Quote every entry word for word.

┄┄┄┄┄┄┄┄┄┄

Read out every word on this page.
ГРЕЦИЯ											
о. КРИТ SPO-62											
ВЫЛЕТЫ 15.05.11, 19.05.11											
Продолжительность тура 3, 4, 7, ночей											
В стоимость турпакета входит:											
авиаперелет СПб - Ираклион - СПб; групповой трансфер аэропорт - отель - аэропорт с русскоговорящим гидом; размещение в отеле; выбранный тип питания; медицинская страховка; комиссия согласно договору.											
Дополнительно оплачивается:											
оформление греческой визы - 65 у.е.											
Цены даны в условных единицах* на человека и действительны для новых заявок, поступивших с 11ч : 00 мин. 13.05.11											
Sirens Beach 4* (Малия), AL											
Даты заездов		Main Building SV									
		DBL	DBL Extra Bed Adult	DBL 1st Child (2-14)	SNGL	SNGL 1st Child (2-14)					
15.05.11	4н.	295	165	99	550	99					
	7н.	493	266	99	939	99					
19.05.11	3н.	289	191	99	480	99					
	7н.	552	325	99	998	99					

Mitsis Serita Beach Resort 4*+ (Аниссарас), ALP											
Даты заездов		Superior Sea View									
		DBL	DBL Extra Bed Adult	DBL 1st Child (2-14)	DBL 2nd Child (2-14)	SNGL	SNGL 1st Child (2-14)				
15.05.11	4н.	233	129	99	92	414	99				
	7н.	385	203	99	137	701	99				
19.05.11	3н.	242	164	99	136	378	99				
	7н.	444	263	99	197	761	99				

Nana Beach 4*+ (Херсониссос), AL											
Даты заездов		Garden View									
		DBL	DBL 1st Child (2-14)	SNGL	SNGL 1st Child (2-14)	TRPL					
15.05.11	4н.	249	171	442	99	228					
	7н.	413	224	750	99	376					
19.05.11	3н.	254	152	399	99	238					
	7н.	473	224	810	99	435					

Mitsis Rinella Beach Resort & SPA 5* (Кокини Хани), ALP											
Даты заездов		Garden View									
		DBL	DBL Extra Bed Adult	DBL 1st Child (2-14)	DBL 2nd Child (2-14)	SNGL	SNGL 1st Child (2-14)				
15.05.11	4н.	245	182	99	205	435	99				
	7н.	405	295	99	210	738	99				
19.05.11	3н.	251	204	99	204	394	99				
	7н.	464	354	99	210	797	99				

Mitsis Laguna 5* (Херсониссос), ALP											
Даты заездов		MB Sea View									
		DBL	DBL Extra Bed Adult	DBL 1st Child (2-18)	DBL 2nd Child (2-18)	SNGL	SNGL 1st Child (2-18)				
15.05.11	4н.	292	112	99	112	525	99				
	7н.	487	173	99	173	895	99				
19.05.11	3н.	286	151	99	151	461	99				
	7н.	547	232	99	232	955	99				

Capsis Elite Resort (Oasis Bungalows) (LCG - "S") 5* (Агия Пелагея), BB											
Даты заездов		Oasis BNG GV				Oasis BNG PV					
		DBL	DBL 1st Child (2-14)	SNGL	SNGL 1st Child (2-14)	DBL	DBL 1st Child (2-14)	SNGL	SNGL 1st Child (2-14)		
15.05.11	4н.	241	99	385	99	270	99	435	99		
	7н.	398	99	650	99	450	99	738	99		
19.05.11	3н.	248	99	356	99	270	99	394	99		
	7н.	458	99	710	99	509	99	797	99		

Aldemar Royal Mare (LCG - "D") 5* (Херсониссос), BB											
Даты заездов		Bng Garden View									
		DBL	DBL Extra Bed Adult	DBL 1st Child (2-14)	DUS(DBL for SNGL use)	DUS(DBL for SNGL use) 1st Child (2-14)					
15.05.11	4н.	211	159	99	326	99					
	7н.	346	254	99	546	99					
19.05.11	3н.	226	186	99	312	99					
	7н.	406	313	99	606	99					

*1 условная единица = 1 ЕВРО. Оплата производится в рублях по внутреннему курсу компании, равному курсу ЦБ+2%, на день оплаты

┄┄┄┄┄┄┄┄┄┄

> **Complete response**
Read out every word on this page.
ГРЕЦИЯ											
о. КРИТ SPO-62											
ВЫЛЕТЫ 15.05.11, 19.05.11											
Продолжительность тура 3, 4, 7, ночей											
В стоимость турпакета входит:											
авиаперелет СПб - Ираклион - СПб; групповой трансфер аэропорт - отель - аэропорт с русскоговорящим гидом; размещение в отеле; выбранный тип питания; медицинская страховка; комиссия согласно договору.											
Дополнительно оплачивается:											
оформление греческой визы - 65 у.е.											
Цены даны в условных единицах* на человека и действительны для новых заявок, поступивших с 11ч : 00 мин. 13.05.11											
Sirens Beach 4* (Малия), AL											
Даты заездов		Main Building SV									
		DBL	DBL Extra Bed Adult	DBL 1st Child (2-14)	SNGL	SNGL 1st Child (2-14)					
15.05.11	4н.	295	165	99	550	99					
	7н.	493	266	99	939	99					
19.05.11	3н.	289	191	99	480	99					
	7н.	552	325	99	998	99					

Mitsis Serita Beach Resort 4*+ (Аниссарас), ALP											
Даты заездов		Superior Sea View									
		DBL	DBL Extra Bed Adult	DBL 1st Child (2-14)	DBL 2nd Child (2-14)	SNGL	SNGL 1st Child (2-14)				
15.05.11	4н.	233	129	99	92	414	99				
	7н.	385	203	99	137	701	99				
19.05.11	3н.	242	164	99	136	378	99				
	7н.	444	263	99	197	761	99				

Nana Beach 4*+ (Херсониссос), AL											
Даты заездов		Garden View									
		DBL	DBL 1st Child (2-14)	SNGL	SNGL 1st Child (2-14)	TRPL					
15.05.11	4н.	249	171	442	99	228					
	7н.	413	224	750	99	376					
19.05.11	3н.	254	152	399	99	238					
	7н.	473	224	810	99	435					

Mitsis Rinella Beach Resort & SPA 5* (Кокини Хани), ALP											
Даты заездов		Garden View									
		DBL	DBL Extra Bed Adult	DBL 1st Child (2-14)	DBL 2nd Child (2-14)	SNGL	SNGL 1st Child (2-14)				
15.05.11	4н.	245	182	99	205	435	99				
	7н.	405	295	99	210	738	99				
19.05.11	3н.	251	204	99	204	394	99				
	7н.	464	354	99	210	797	99				

Mitsis Laguna 5* (Херсониссос), ALP											
Даты заездов		MB Sea View									
		DBL	DBL Extra Bed Adult	DBL 1st Child (2-18)	DBL 2nd Child (2-18)	SNGL	SNGL 1st Child (2-18)				
15.05.11	4н.	292	112	99	112	525	99				
	7н.	487	173	99	173	895	99				
19.05.11	3н.	286	151	99	151	461	99				
	7н.	547	232	99	232	955	99				

Capsis Elite Resort (Oasis Bungalows) (LCG - "S") 5* (Агия Пелагея), BB											
Даты заездов		Oasis BNG GV				Oasis BNG PV					
		DBL	DBL 1st Child (2-14)	SNGL	SNGL 1st Child (2-14)	DBL	DBL 1st Child (2-14)	SNGL	SNGL 1st Child (2-14)		
15.05.11	4н.	241	99	385	99	270	99	435	99		
	7н.	398	99	650	99	450	99	738	99		
19.05.11	3н.	248	99	356	99	270	99	394	99		
	7н.	458	99	710	99	509	99	797	99		

Aldemar Royal Mare (LCG - "D") 5* (Херсониссос), BB											
Даты заездов		Bng Garden View									
		DBL	DBL Extra Bed Adult	DBL 1st Child (2-14)	DUS(DBL for SNGL use)	DUS(DBL for SNGL use) 1st Child (2-14)					
15.05.11	4н.	211	159	99	326	99					
	7н.	346	254	99	546	99					
19.05.11	3н.	226	186	99	312	99					
	7н.	406	313	99	606	99					

*1 условная единица = 1 ЕВРО. Оплата производится в рублях по внутреннему курсу компании, равному курсу ЦБ+2%, на день оплаты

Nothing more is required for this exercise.